■ Directions
Extract each line of the records below that contains the word "name".

[start Exercise inputs]

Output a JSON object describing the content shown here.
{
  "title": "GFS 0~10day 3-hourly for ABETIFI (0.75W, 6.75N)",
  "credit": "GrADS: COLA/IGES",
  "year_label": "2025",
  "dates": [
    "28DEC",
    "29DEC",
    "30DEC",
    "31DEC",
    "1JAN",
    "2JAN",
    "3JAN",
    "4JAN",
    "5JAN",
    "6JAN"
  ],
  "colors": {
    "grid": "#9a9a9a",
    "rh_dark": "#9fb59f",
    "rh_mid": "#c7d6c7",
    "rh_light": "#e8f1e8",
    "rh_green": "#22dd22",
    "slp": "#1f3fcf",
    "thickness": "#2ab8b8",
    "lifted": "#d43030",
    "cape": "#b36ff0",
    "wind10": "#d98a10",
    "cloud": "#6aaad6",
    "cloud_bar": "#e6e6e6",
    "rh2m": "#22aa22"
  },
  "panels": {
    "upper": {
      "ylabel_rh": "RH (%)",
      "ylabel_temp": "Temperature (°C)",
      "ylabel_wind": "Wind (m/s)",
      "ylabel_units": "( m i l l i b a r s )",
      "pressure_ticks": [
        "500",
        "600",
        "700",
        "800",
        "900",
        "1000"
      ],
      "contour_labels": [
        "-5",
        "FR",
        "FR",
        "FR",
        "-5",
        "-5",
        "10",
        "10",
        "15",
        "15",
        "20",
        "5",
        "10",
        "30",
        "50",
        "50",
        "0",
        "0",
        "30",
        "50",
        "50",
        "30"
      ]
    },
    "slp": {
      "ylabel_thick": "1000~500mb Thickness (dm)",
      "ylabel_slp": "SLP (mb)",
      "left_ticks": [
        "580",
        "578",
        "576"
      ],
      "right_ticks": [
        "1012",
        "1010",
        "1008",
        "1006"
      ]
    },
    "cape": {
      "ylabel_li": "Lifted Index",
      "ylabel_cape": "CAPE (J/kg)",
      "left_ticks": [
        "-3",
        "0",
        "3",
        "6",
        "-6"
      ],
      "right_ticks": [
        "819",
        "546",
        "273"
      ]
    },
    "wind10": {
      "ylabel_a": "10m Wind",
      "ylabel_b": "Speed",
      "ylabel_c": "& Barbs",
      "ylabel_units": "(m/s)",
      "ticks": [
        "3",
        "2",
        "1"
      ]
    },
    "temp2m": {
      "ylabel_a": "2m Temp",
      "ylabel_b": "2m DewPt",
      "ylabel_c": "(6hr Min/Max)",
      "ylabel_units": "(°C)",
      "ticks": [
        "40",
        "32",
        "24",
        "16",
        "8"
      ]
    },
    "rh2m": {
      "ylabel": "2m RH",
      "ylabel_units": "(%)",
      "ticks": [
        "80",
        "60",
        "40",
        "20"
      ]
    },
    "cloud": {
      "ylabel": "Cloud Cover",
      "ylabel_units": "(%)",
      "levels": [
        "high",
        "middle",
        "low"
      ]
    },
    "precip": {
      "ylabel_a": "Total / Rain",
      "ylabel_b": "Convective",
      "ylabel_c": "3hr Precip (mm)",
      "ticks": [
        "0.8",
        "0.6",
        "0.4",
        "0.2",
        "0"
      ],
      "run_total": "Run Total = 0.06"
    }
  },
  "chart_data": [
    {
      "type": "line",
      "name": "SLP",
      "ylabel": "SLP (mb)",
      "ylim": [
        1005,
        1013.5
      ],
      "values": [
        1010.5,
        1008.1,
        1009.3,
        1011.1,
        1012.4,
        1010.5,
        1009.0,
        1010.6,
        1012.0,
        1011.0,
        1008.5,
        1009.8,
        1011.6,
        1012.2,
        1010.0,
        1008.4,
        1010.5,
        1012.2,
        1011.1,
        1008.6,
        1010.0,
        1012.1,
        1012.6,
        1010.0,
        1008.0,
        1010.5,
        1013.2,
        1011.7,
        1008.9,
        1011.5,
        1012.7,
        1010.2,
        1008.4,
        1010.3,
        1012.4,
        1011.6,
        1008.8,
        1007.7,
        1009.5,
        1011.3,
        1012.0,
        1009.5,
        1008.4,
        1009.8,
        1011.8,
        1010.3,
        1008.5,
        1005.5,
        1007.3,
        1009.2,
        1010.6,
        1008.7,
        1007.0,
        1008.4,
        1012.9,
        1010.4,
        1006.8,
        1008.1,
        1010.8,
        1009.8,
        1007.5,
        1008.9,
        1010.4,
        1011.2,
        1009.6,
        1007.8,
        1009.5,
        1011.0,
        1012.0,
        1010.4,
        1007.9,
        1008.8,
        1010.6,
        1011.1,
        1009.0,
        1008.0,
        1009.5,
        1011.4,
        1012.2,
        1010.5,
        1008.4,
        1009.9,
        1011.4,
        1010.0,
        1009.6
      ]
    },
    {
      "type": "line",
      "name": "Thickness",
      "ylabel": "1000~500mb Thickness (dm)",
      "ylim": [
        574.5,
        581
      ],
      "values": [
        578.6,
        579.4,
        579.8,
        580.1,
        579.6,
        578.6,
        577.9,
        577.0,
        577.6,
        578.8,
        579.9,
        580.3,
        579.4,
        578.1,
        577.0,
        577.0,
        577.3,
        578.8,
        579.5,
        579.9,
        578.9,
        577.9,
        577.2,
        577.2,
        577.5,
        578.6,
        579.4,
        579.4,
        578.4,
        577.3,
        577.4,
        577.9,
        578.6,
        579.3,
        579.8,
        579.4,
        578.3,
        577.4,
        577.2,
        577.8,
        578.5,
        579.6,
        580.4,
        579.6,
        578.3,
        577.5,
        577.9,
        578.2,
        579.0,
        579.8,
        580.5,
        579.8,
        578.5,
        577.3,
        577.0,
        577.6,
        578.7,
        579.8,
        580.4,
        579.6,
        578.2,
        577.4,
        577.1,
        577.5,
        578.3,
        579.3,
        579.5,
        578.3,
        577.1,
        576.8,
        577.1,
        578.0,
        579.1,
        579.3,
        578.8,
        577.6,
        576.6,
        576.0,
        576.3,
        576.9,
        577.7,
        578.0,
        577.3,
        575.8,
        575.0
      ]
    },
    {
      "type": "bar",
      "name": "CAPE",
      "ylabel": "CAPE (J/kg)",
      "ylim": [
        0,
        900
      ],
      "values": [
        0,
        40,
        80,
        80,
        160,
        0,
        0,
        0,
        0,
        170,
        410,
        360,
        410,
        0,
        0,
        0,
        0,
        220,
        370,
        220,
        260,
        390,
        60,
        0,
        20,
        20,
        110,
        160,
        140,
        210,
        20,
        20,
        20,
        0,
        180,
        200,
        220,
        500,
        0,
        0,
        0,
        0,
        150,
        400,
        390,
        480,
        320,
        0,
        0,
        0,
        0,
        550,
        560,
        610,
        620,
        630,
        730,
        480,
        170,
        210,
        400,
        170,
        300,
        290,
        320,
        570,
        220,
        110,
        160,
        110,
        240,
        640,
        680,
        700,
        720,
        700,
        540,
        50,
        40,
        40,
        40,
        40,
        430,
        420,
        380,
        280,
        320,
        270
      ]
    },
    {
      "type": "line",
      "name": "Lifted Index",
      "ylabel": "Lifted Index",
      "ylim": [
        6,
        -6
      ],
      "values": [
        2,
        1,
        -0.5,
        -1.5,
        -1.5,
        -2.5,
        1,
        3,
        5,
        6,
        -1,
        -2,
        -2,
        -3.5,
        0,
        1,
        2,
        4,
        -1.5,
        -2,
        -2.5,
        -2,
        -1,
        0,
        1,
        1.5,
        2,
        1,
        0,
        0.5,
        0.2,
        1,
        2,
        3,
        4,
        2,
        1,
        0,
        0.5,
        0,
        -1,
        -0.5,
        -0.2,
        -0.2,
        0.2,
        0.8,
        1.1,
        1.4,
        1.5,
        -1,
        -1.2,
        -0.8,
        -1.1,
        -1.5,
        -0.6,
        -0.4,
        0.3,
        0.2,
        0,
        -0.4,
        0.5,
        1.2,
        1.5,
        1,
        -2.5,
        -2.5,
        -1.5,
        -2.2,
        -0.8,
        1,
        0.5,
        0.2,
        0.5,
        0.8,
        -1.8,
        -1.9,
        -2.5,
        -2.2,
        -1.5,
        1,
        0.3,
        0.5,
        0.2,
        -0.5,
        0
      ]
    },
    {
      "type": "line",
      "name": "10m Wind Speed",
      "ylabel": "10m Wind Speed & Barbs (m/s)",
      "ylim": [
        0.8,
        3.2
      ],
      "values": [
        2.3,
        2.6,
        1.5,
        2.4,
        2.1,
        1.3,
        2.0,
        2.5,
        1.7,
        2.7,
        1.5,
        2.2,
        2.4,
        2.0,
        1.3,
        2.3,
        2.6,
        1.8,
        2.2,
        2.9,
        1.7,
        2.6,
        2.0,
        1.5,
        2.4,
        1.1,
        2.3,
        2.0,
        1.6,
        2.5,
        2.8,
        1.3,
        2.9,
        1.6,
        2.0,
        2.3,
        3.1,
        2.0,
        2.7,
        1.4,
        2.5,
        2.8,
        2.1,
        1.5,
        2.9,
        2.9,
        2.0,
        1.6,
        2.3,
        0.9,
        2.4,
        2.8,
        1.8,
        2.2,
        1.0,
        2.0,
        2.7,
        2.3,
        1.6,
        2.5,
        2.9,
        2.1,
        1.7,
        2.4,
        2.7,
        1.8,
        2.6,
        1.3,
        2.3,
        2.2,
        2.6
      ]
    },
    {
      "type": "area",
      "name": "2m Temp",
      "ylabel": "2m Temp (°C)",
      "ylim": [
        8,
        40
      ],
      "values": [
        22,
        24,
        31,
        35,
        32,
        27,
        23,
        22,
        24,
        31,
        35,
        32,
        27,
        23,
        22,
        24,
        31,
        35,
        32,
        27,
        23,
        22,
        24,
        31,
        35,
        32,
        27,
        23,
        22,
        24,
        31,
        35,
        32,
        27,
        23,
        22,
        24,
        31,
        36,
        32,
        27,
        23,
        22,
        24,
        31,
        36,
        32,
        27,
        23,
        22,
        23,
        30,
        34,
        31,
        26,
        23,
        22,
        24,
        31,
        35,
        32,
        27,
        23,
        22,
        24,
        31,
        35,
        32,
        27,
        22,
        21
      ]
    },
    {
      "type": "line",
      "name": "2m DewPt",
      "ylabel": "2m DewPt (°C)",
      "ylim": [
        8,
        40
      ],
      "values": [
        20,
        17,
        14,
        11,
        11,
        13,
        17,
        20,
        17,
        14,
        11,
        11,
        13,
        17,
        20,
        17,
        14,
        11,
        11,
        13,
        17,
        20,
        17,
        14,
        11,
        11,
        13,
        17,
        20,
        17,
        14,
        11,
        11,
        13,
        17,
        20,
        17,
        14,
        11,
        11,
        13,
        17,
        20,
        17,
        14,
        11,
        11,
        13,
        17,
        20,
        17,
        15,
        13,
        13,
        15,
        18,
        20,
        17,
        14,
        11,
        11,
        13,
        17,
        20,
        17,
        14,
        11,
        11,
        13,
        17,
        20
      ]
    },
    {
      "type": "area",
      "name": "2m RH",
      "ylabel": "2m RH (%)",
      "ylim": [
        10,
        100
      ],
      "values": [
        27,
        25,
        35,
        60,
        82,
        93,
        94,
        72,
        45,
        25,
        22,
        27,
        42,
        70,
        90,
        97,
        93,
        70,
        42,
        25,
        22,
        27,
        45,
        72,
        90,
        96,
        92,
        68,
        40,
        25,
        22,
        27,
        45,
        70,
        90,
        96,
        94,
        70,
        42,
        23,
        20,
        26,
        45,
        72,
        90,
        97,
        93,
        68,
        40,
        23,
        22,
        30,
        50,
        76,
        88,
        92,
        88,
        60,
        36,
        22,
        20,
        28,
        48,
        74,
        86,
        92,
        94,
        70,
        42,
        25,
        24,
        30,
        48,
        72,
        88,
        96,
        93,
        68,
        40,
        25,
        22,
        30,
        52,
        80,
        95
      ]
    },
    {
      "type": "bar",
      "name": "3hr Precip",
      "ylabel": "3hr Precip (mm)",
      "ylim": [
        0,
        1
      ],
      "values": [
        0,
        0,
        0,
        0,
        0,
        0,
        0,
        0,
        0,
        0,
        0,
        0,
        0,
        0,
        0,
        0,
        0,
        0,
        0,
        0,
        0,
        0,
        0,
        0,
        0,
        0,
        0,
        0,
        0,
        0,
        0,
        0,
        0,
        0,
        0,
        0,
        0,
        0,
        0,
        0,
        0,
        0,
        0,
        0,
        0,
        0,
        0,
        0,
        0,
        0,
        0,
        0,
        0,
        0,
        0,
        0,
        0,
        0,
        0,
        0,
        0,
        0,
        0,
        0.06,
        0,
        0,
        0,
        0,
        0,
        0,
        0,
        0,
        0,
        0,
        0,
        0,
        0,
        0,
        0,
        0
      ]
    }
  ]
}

[end Exercise inputs]

■ Full response
      "name": "SLP",
      "name": "Thickness",
      "name": "CAPE",
      "name": "Lifted Index",
      "name": "10m Wind Speed",
      "name": "2m Temp",
      "name": "2m DewPt",
      "name": "2m RH",
      "name": "3hr Precip",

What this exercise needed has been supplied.